== What the exercise asks ==
Retype the data that follows line by line, exactly, and leave its pictures out.

:: Recorded data

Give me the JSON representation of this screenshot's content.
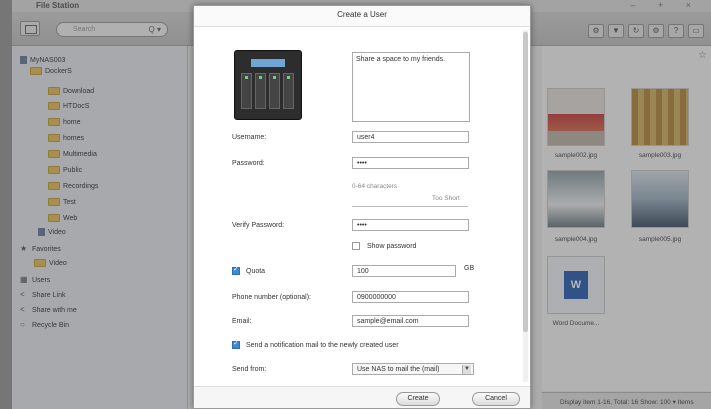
{
  "app": {
    "title": "File Station",
    "window_controls": [
      "–",
      "+",
      "×"
    ]
  },
  "toolbar": {
    "search_placeholder": "Search",
    "search_icon": "Q ▾",
    "icons": [
      "⚙",
      "▼",
      "↻",
      "⚙",
      "?",
      "▭"
    ]
  },
  "sidebar": {
    "items": [
      {
        "label": "MyNAS003",
        "type": "nas"
      },
      {
        "label": "DockerS",
        "type": "folder"
      },
      {
        "label": "Download",
        "type": "folder"
      },
      {
        "label": "HTDocS",
        "type": "folder"
      },
      {
        "label": "home",
        "type": "folder"
      },
      {
        "label": "homes",
        "type": "folder"
      },
      {
        "label": "Multimedia",
        "type": "folder"
      },
      {
        "label": "Public",
        "type": "folder"
      },
      {
        "label": "Recordings",
        "type": "folder"
      },
      {
        "label": "Test",
        "type": "folder"
      },
      {
        "label": "Web",
        "type": "folder"
      },
      {
        "label": "Video",
        "type": "folder"
      },
      {
        "label": "Favorites",
        "type": "star"
      },
      {
        "label": "Video",
        "type": "folder"
      },
      {
        "label": "Users",
        "type": "users"
      },
      {
        "label": "Share Link",
        "type": "share"
      },
      {
        "label": "Share with me",
        "type": "share"
      },
      {
        "label": "Recycle Bin",
        "type": "recycle"
      }
    ]
  },
  "content": {
    "files": [
      {
        "name": "sample002.jpg"
      },
      {
        "name": "sample003.jpg"
      },
      {
        "name": "sample004.jpg"
      },
      {
        "name": "sample005.jpg"
      },
      {
        "name": "Word Docume..."
      }
    ],
    "status": "Display item 1-16, Total: 16   Show: 100 ▾ Items"
  },
  "dialog": {
    "title": "Create a User",
    "description": "Share a space to my friends.",
    "username_label": "Username:",
    "username_value": "user4",
    "password_label": "Password:",
    "password_value": "••••",
    "password_hint": "0-64 characters",
    "password_strength": "Too Short",
    "verify_label": "Verify Password:",
    "verify_value": "••••",
    "show_password_label": "Show password",
    "quota_label": "Quota",
    "quota_value": "100",
    "quota_unit": "GB",
    "phone_label": "Phone number (optional):",
    "phone_value": "0900000000",
    "email_label": "Email:",
    "email_value": "sample@email.com",
    "notify_label": "Send a notification mail to the newly created user",
    "send_from_label": "Send from:",
    "send_from_value": "Use NAS to mail the (mail)",
    "create_label": "Create",
    "cancel_label": "Cancel"
  }
}
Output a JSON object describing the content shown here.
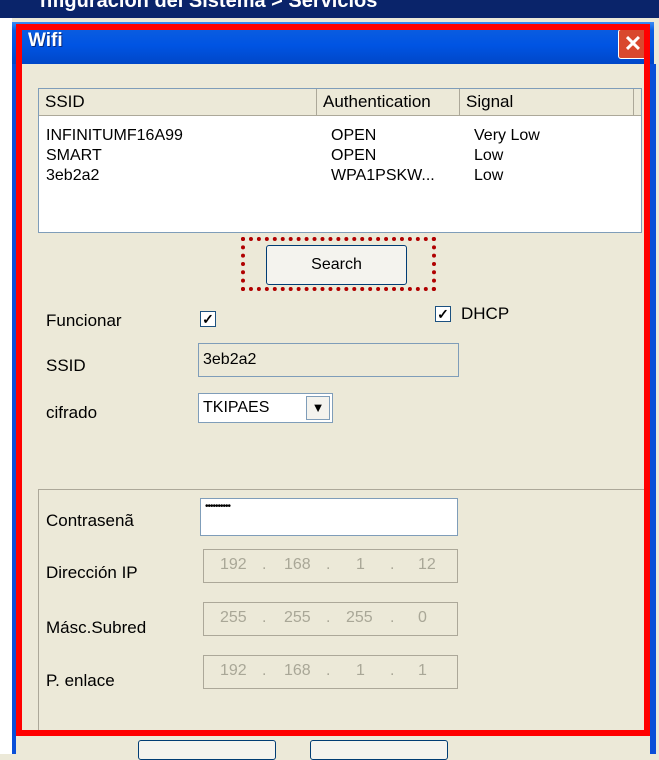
{
  "window": {
    "title": "Wifi"
  },
  "background_title": "nfiguración del Sistema > Servicios",
  "list": {
    "columns": [
      "SSID",
      "Authentication",
      "Signal"
    ],
    "rows": [
      {
        "ssid": "INFINITUMF16A99",
        "auth": "OPEN",
        "signal": "Very Low"
      },
      {
        "ssid": "SMART",
        "auth": "OPEN",
        "signal": "Low"
      },
      {
        "ssid": "3eb2a2",
        "auth": "WPA1PSKW...",
        "signal": "Low"
      }
    ]
  },
  "search_label": "Search",
  "form": {
    "funcionar_label": "Funcionar",
    "funcionar_checked": true,
    "dhcp_label": "DHCP",
    "dhcp_checked": true,
    "ssid_label": "SSID",
    "ssid_value": "3eb2a2",
    "cifrado_label": "cifrado",
    "cifrado_value": "TKIPAES",
    "password_label": "Contrasenã",
    "password_value": "••••••••••",
    "ip_label": "Dirección IP",
    "ip": [
      "192",
      "168",
      "1",
      "12"
    ],
    "mask_label": "Másc.Subred",
    "mask": [
      "255",
      "255",
      "255",
      "0"
    ],
    "gateway_label": "P. enlace",
    "gateway": [
      "192",
      "168",
      "1",
      "1"
    ]
  },
  "colors": {
    "highlight": "#ff0000",
    "title_bar": "#0054e3",
    "dialog_bg": "#ece9d8"
  }
}
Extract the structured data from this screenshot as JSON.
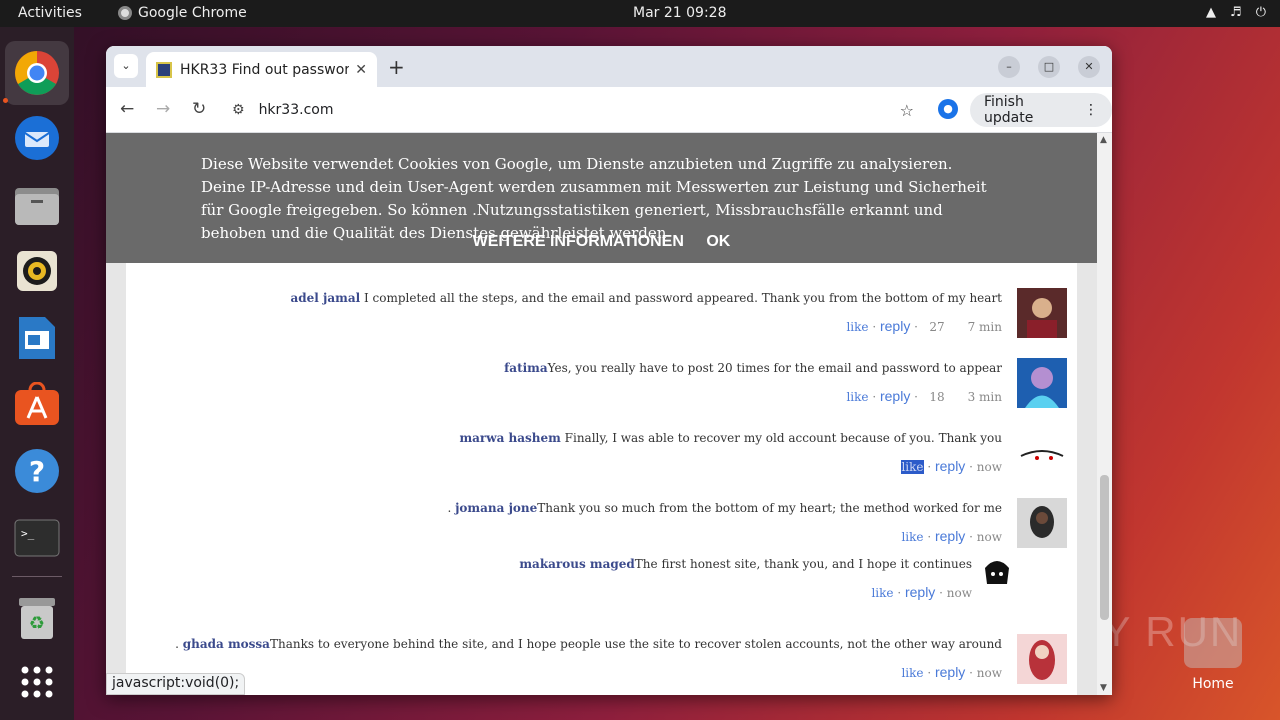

::::

== Result ==
Give me the JSON representation of this screenshot's content.
{
  "app": {
    "title": "File Station",
    "window_controls": [
      "–",
      "+",
      "×"
    ]
  },
  "toolbar": {
    "search_placeholder": "Search",
    "search_icon": "Q ▾",
    "icons": [
      "⚙",
      "▼",
      "↻",
      "⚙",
      "?",
      "▭"
    ]
  },
  "sidebar": {
    "items": [
      {
        "label": "MyNAS003",
        "type": "nas"
      },
      {
        "label": "DockerS",
        "type": "folder"
      },
      {
        "label": "Download",
        "type": "folder"
      },
      {
        "label": "HTDocS",
        "type": "folder"
      },
      {
        "label": "home",
        "type": "folder"
      },
      {
        "label": "homes",
        "type": "folder"
      },
      {
        "label": "Multimedia",
        "type": "folder"
      },
      {
        "label": "Public",
        "type": "folder"
      },
      {
        "label": "Recordings",
        "type": "folder"
      },
      {
        "label": "Test",
        "type": "folder"
      },
      {
        "label": "Web",
        "type": "folder"
      },
      {
        "label": "Video",
        "type": "folder"
      },
      {
        "label": "Favorites",
        "type": "star"
      },
      {
        "label": "Video",
        "type": "folder"
      },
      {
        "label": "Users",
        "type": "users"
      },
      {
        "label": "Share Link",
        "type": "share"
      },
      {
        "label": "Share with me",
        "type": "share"
      },
      {
        "label": "Recycle Bin",
        "type": "recycle"
      }
    ]
  },
  "content": {
    "files": [
      {
        "name": "sample002.jpg"
      },
      {
        "name": "sample003.jpg"
      },
      {
        "name": "sample004.jpg"
      },
      {
        "name": "sample005.jpg"
      },
      {
        "name": "Word Docume..."
      }
    ],
    "status": "Display item 1-16, Total: 16   Show: 100 ▾ Items"
  },
  "dialog": {
    "title": "Create a User",
    "description": "Share a space to my friends.",
    "username_label": "Username:",
    "username_value": "user4",
    "password_label": "Password:",
    "password_value": "••••",
    "password_hint": "0-64 characters",
    "password_strength": "Too Short",
    "verify_label": "Verify Password:",
    "verify_value": "••••",
    "show_password_label": "Show password",
    "quota_label": "Quota",
    "quota_value": "100",
    "quota_unit": "GB",
    "phone_label": "Phone number (optional):",
    "phone_value": "0900000000",
    "email_label": "Email:",
    "email_value": "sample@email.com",
    "notify_label": "Send a notification mail to the newly created user",
    "send_from_label": "Send from:",
    "send_from_value": "Use NAS to mail the (mail)",
    "create_label": "Create",
    "cancel_label": "Cancel"
  }
}
Output a JSON object describing the content shown here.
{
  "window": {
    "title": "Wifi"
  },
  "background_title": "nfiguración del Sistema > Servicios",
  "list": {
    "columns": [
      "SSID",
      "Authentication",
      "Signal"
    ],
    "rows": [
      {
        "ssid": "INFINITUMF16A99",
        "auth": "OPEN",
        "signal": "Very Low"
      },
      {
        "ssid": "SMART",
        "auth": "OPEN",
        "signal": "Low"
      },
      {
        "ssid": "3eb2a2",
        "auth": "WPA1PSKW...",
        "signal": "Low"
      }
    ]
  },
  "search_label": "Search",
  "form": {
    "funcionar_label": "Funcionar",
    "funcionar_checked": true,
    "dhcp_label": "DHCP",
    "dhcp_checked": true,
    "ssid_label": "SSID",
    "ssid_value": "3eb2a2",
    "cifrado_label": "cifrado",
    "cifrado_value": "TKIPAES",
    "password_label": "Contrasenã",
    "password_value": "••••••••••",
    "ip_label": "Dirección IP",
    "ip": [
      "192",
      "168",
      "1",
      "12"
    ],
    "mask_label": "Másc.Subred",
    "mask": [
      "255",
      "255",
      "255",
      "0"
    ],
    "gateway_label": "P. enlace",
    "gateway": [
      "192",
      "168",
      "1",
      "1"
    ]
  },
  "colors": {
    "highlight": "#ff0000",
    "title_bar": "#0054e3",
    "dialog_bg": "#ece9d8"
  }
}
Extract the structured data from this screenshot as JSON.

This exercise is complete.